Single out each line with the word "chalandise" and copy it.
━━━
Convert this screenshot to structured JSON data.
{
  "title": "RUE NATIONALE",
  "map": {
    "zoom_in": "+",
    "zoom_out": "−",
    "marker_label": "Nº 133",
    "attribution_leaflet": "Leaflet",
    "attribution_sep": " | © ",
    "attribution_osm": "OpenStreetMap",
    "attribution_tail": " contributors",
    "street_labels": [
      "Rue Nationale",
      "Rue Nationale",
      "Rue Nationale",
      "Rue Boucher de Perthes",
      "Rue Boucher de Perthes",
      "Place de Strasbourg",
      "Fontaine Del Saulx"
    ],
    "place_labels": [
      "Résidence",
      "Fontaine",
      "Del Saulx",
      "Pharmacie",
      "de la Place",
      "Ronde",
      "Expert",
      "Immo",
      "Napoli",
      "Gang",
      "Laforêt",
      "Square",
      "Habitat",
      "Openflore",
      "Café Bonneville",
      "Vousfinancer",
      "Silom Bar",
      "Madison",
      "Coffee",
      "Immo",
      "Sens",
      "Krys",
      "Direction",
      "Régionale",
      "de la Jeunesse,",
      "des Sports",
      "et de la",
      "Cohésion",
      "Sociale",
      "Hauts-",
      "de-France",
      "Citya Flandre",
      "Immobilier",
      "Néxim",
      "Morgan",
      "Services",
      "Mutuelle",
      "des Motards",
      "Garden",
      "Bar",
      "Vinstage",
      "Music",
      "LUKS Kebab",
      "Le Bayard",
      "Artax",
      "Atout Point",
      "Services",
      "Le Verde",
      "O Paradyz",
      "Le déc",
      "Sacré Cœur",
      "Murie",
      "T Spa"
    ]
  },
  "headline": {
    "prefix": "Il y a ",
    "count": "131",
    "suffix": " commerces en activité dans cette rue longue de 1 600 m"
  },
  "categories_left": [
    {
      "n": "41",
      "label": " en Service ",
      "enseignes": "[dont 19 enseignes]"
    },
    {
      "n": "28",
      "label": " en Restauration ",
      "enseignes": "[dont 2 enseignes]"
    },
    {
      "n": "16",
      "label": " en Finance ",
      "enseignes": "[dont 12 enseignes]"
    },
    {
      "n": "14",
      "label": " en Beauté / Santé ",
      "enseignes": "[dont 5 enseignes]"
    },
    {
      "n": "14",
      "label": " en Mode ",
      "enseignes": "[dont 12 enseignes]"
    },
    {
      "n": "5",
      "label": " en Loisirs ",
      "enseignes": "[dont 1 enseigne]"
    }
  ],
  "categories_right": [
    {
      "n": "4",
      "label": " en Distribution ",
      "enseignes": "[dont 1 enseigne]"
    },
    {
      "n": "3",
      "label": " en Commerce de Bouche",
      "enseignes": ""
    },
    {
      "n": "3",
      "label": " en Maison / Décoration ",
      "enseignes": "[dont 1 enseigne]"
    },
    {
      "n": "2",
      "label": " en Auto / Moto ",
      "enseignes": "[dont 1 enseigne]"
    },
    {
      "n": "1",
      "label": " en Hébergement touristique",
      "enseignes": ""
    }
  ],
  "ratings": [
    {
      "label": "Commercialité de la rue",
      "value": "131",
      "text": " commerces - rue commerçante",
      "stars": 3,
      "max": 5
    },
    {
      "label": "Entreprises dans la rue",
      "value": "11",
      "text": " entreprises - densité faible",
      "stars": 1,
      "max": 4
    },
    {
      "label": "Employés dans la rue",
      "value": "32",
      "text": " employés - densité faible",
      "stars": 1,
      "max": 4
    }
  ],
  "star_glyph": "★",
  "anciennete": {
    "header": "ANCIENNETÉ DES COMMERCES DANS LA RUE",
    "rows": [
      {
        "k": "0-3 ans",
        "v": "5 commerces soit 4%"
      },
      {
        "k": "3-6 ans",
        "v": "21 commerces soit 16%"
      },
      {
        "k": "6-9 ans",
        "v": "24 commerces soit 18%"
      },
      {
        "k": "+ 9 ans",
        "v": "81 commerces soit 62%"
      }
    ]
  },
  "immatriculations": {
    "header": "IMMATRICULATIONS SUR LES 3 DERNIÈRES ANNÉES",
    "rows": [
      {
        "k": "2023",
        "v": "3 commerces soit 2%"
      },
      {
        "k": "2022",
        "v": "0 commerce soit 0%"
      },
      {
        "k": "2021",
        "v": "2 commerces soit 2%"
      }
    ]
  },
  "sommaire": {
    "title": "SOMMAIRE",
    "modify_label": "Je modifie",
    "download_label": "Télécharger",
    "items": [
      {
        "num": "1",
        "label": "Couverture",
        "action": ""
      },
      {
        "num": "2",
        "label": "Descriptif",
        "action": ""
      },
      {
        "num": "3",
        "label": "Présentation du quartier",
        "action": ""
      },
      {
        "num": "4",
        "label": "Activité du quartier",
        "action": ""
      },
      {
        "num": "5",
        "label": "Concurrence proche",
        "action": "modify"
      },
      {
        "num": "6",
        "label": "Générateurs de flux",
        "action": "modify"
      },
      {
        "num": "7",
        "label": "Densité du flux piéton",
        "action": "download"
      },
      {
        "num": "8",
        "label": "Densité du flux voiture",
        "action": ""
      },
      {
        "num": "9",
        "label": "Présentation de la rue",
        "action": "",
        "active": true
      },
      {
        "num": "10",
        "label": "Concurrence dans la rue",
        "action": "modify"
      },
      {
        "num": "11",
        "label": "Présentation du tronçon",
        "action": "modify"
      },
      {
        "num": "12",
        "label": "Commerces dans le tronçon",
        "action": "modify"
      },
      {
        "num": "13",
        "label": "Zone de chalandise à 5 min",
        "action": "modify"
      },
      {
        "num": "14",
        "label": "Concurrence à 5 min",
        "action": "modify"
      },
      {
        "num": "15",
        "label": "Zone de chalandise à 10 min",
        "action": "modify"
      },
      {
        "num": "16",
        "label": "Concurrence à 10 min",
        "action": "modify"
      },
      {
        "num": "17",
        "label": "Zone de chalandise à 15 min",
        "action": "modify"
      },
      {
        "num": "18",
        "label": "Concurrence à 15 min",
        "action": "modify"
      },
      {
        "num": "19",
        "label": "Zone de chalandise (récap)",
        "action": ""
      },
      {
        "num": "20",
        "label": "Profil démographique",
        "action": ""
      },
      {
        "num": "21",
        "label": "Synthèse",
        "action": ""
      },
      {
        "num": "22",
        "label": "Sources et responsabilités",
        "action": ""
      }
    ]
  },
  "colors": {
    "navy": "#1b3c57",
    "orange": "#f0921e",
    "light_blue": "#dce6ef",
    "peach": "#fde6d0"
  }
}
━━━
Result for this exercise:
        "label": "Zone de chalandise à 5 min",
        "label": "Zone de chalandise à 10 min",
        "label": "Zone de chalandise à 15 min",
        "label": "Zone de chalandise (récap)",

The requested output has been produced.